+++ SOURCE RECORDS

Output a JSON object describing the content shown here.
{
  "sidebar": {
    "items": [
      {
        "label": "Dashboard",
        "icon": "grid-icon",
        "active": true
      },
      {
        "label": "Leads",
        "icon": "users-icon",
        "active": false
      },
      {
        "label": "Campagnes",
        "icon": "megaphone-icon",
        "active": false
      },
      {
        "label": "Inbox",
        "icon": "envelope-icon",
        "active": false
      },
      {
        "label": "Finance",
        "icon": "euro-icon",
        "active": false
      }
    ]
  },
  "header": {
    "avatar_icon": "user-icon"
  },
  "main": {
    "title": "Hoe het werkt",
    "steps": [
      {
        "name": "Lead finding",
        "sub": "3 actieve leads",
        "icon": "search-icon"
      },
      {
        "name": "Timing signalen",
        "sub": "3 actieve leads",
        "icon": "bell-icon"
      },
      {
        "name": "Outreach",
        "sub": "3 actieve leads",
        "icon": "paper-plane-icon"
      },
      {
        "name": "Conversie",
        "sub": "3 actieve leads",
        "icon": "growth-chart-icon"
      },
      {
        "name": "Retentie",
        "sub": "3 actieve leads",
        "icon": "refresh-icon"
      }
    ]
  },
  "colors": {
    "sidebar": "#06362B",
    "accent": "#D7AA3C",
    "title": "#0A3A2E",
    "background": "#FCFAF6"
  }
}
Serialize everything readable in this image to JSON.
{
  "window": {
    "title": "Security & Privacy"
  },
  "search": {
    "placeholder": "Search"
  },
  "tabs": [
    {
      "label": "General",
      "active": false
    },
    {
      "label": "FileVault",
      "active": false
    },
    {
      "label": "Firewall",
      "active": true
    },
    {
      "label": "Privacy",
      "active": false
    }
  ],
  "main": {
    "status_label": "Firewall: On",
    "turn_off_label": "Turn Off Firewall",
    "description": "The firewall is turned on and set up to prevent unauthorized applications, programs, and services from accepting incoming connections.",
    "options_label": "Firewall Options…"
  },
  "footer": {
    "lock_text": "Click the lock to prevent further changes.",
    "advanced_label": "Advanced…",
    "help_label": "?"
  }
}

++++++

▶ [REQUEST] Please repeat the listing exactly, with nothing left out.

▶ [RESPONSE]
Output a JSON object describing the content shown here.
{
  "sidebar": {
    "items": [
      {
        "label": "Dashboard",
        "icon": "grid-icon",
        "active": true
      },
      {
        "label": "Leads",
        "icon": "users-icon",
        "active": false
      },
      {
        "label": "Campagnes",
        "icon": "megaphone-icon",
        "active": false
      },
      {
        "label": "Inbox",
        "icon": "envelope-icon",
        "active": false
      },
      {
        "label": "Finance",
        "icon": "euro-icon",
        "active": false
      }
    ]
  },
  "header": {
    "avatar_icon": "user-icon"
  },
  "main": {
    "title": "Hoe het werkt",
    "steps": [
      {
        "name": "Lead finding",
        "sub": "3 actieve leads",
        "icon": "search-icon"
      },
      {
        "name": "Timing signalen",
        "sub": "3 actieve leads",
        "icon": "bell-icon"
      },
      {
        "name": "Outreach",
        "sub": "3 actieve leads",
        "icon": "paper-plane-icon"
      },
      {
        "name": "Conversie",
        "sub": "3 actieve leads",
        "icon": "growth-chart-icon"
      },
      {
        "name": "Retentie",
        "sub": "3 actieve leads",
        "icon": "refresh-icon"
      }
    ]
  },
  "colors": {
    "sidebar": "#06362B",
    "accent": "#D7AA3C",
    "title": "#0A3A2E",
    "background": "#FCFAF6"
  }
}
Serialize everything readable in this image to JSON.
{
  "window": {
    "title": "Security & Privacy"
  },
  "search": {
    "placeholder": "Search"
  },
  "tabs": [
    {
      "label": "General",
      "active": false
    },
    {
      "label": "FileVault",
      "active": false
    },
    {
      "label": "Firewall",
      "active": true
    },
    {
      "label": "Privacy",
      "active": false
    }
  ],
  "main": {
    "status_label": "Firewall: On",
    "turn_off_label": "Turn Off Firewall",
    "description": "The firewall is turned on and set up to prevent unauthorized applications, programs, and services from accepting incoming connections.",
    "options_label": "Firewall Options…"
  },
  "footer": {
    "lock_text": "Click the lock to prevent further changes.",
    "advanced_label": "Advanced…",
    "help_label": "?"
  }
}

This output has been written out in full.